* start INPUT MATERIAL *
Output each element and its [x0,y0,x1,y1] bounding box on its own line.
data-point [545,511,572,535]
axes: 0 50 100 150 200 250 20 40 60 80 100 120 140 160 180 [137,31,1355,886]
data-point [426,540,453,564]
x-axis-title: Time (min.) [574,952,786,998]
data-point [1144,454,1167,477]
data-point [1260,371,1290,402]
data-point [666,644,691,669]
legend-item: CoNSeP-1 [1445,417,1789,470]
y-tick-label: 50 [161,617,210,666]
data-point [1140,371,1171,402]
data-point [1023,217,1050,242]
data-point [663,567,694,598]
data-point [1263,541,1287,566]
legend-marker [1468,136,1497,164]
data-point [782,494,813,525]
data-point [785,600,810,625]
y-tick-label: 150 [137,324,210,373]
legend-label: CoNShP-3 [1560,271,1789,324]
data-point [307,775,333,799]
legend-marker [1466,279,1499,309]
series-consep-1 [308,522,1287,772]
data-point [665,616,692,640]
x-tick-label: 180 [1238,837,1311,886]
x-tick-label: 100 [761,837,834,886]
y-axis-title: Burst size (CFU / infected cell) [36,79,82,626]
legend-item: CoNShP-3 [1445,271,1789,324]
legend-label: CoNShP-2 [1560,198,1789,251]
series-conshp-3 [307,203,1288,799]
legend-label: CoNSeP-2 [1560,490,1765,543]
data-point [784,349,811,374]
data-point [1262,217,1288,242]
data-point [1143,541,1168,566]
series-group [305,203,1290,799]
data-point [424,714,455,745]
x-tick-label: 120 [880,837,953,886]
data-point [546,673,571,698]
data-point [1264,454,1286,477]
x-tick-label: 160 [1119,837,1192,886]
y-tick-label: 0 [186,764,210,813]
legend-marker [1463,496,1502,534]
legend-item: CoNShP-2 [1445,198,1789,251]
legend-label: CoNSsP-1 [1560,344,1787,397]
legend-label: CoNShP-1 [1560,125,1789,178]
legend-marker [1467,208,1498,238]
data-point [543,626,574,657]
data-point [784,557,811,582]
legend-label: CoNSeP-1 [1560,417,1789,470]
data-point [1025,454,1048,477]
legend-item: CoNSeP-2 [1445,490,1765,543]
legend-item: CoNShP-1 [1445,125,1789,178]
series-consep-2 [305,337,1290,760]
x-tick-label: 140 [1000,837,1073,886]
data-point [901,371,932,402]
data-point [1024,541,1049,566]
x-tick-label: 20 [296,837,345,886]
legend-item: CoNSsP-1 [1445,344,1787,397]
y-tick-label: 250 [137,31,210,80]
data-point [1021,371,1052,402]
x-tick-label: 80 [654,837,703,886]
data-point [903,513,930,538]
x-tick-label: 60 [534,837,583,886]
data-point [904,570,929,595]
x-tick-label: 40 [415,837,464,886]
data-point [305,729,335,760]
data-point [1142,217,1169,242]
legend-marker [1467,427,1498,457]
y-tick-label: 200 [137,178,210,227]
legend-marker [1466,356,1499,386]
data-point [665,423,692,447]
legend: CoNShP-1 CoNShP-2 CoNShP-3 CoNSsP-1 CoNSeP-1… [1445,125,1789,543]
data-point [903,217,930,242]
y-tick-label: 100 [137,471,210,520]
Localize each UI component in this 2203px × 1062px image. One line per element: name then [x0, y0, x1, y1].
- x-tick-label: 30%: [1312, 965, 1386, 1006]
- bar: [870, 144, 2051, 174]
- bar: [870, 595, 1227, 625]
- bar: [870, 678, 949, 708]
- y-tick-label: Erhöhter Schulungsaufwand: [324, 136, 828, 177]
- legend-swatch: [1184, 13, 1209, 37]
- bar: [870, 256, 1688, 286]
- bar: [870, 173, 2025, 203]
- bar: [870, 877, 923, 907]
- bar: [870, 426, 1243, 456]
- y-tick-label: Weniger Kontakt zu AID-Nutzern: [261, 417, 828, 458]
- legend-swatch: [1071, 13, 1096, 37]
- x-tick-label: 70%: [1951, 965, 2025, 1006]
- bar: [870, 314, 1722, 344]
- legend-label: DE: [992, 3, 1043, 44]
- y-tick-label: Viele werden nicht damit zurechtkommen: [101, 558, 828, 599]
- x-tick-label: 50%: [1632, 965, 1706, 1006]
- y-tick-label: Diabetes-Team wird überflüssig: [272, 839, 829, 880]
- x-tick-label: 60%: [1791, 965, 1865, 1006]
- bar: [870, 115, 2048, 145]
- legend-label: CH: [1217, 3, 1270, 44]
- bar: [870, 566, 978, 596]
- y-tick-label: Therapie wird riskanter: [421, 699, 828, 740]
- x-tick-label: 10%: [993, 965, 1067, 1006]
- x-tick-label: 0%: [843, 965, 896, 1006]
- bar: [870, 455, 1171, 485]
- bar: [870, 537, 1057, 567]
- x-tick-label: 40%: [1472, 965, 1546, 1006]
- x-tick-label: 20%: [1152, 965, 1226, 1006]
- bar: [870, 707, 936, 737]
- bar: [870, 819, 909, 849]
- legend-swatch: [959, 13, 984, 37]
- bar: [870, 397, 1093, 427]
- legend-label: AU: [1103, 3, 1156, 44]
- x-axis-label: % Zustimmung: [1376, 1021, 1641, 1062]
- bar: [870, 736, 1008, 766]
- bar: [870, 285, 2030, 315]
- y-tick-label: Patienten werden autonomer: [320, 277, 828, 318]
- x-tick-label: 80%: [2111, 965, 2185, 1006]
* end INPUT MATERIAL *
§ **INSTRUCTIONS TO FOLLOW**
Copy every line above character for character, leaving nothing out and changing nothing.

§ **TASK RESPONSE**
Output each element and its [x0,y0,x1,y1] bounding box on its own line.
data-point [545,511,572,535]
axes: 0 50 100 150 200 250 20 40 60 80 100 120 140 160 180 [137,31,1355,886]
data-point [426,540,453,564]
x-axis-title: Time (min.) [574,952,786,998]
data-point [1144,454,1167,477]
data-point [1260,371,1290,402]
data-point [666,644,691,669]
legend-item: CoNSeP-1 [1445,417,1789,470]
y-tick-label: 50 [161,617,210,666]
data-point [1140,371,1171,402]
data-point [1023,217,1050,242]
data-point [663,567,694,598]
data-point [1263,541,1287,566]
legend-marker [1468,136,1497,164]
data-point [782,494,813,525]
data-point [785,600,810,625]
y-tick-label: 150 [137,324,210,373]
legend-label: CoNShP-3 [1560,271,1789,324]
data-point [307,775,333,799]
legend-marker [1466,279,1499,309]
series-consep-1 [308,522,1287,772]
data-point [665,616,692,640]
x-tick-label: 180 [1238,837,1311,886]
x-tick-label: 100 [761,837,834,886]
y-axis-title: Burst size (CFU / infected cell) [36,79,82,626]
legend-item: CoNShP-3 [1445,271,1789,324]
legend-label: CoNShP-2 [1560,198,1789,251]
series-conshp-3 [307,203,1288,799]
legend-label: CoNSeP-2 [1560,490,1765,543]
data-point [784,349,811,374]
data-point [1262,217,1288,242]
data-point [1143,541,1168,566]
series-group [305,203,1290,799]
data-point [424,714,455,745]
x-tick-label: 120 [880,837,953,886]
data-point [546,673,571,698]
data-point [1264,454,1286,477]
x-tick-label: 160 [1119,837,1192,886]
y-tick-label: 0 [186,764,210,813]
legend-marker [1463,496,1502,534]
legend-item: CoNShP-2 [1445,198,1789,251]
legend-label: CoNSsP-1 [1560,344,1787,397]
legend-label: CoNShP-1 [1560,125,1789,178]
legend-marker [1467,208,1498,238]
data-point [543,626,574,657]
data-point [784,557,811,582]
legend-label: CoNSeP-1 [1560,417,1789,470]
data-point [1025,454,1048,477]
legend-item: CoNSeP-2 [1445,490,1765,543]
legend-item: CoNShP-1 [1445,125,1789,178]
series-consep-2 [305,337,1290,760]
x-tick-label: 140 [1000,837,1073,886]
data-point [901,371,932,402]
data-point [1024,541,1049,566]
x-tick-label: 20 [296,837,345,886]
legend-item: CoNSsP-1 [1445,344,1787,397]
y-tick-label: 250 [137,31,210,80]
data-point [1021,371,1052,402]
x-tick-label: 80 [654,837,703,886]
data-point [903,513,930,538]
x-tick-label: 60 [534,837,583,886]
data-point [904,570,929,595]
x-tick-label: 40 [415,837,464,886]
data-point [305,729,335,760]
data-point [1142,217,1169,242]
legend-marker [1467,427,1498,457]
y-tick-label: 200 [137,178,210,227]
legend-marker [1466,356,1499,386]
data-point [665,423,692,447]
legend: CoNShP-1 CoNShP-2 CoNShP-3 CoNSsP-1 CoNSeP-1… [1445,125,1789,543]
data-point [903,217,930,242]
y-tick-label: 100 [137,471,210,520]
Localize each UI component in this 2203px × 1062px image. One line per element: name then [x0, y0, x1, y1].
- x-tick-label: 30%: [1312, 965, 1386, 1006]
- bar: [870, 144, 2051, 174]
- bar: [870, 595, 1227, 625]
- bar: [870, 678, 949, 708]
- y-tick-label: Erhöhter Schulungsaufwand: [324, 136, 828, 177]
- legend-swatch: [1184, 13, 1209, 37]
- bar: [870, 256, 1688, 286]
- bar: [870, 173, 2025, 203]
- bar: [870, 877, 923, 907]
- bar: [870, 426, 1243, 456]
- y-tick-label: Weniger Kontakt zu AID-Nutzern: [261, 417, 828, 458]
- legend-swatch: [1071, 13, 1096, 37]
- x-tick-label: 70%: [1951, 965, 2025, 1006]
- bar: [870, 314, 1722, 344]
- legend-label: DE: [992, 3, 1043, 44]
- y-tick-label: Viele werden nicht damit zurechtkommen: [101, 558, 828, 599]
- x-tick-label: 50%: [1632, 965, 1706, 1006]
- y-tick-label: Diabetes-Team wird überflüssig: [272, 839, 829, 880]
- x-tick-label: 60%: [1791, 965, 1865, 1006]
- bar: [870, 115, 2048, 145]
- legend-label: CH: [1217, 3, 1270, 44]
- bar: [870, 566, 978, 596]
- y-tick-label: Therapie wird riskanter: [421, 699, 828, 740]
- x-tick-label: 10%: [993, 965, 1067, 1006]
- x-tick-label: 0%: [843, 965, 896, 1006]
- bar: [870, 455, 1171, 485]
- bar: [870, 537, 1057, 567]
- x-tick-label: 40%: [1472, 965, 1546, 1006]
- x-tick-label: 20%: [1152, 965, 1226, 1006]
- bar: [870, 707, 936, 737]
- bar: [870, 819, 909, 849]
- legend-swatch: [959, 13, 984, 37]
- bar: [870, 397, 1093, 427]
- legend-label: AU: [1103, 3, 1156, 44]
- x-axis-label: % Zustimmung: [1376, 1021, 1641, 1062]
- bar: [870, 736, 1008, 766]
- bar: [870, 285, 2030, 315]
- y-tick-label: Patienten werden autonomer: [320, 277, 828, 318]
- x-tick-label: 80%: [2111, 965, 2185, 1006]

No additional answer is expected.